─── Data in this exercise ───
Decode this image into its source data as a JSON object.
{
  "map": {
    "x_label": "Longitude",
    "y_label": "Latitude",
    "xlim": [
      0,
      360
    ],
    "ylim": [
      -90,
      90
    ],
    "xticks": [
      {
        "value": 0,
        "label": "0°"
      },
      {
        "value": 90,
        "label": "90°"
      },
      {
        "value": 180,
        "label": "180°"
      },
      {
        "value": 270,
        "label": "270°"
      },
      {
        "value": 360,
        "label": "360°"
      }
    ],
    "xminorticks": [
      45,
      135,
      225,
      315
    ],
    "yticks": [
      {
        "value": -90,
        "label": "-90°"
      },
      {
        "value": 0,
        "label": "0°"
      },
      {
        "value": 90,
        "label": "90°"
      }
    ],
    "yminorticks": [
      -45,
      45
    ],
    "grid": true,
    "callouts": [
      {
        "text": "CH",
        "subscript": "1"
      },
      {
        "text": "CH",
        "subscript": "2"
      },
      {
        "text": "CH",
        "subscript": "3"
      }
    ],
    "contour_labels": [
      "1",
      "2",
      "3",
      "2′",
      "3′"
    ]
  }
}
───
■ **Set exercise**
Within the entries above, how many lines contain "subscript"? Respond with the number only.

■ **Response to the exercise**
3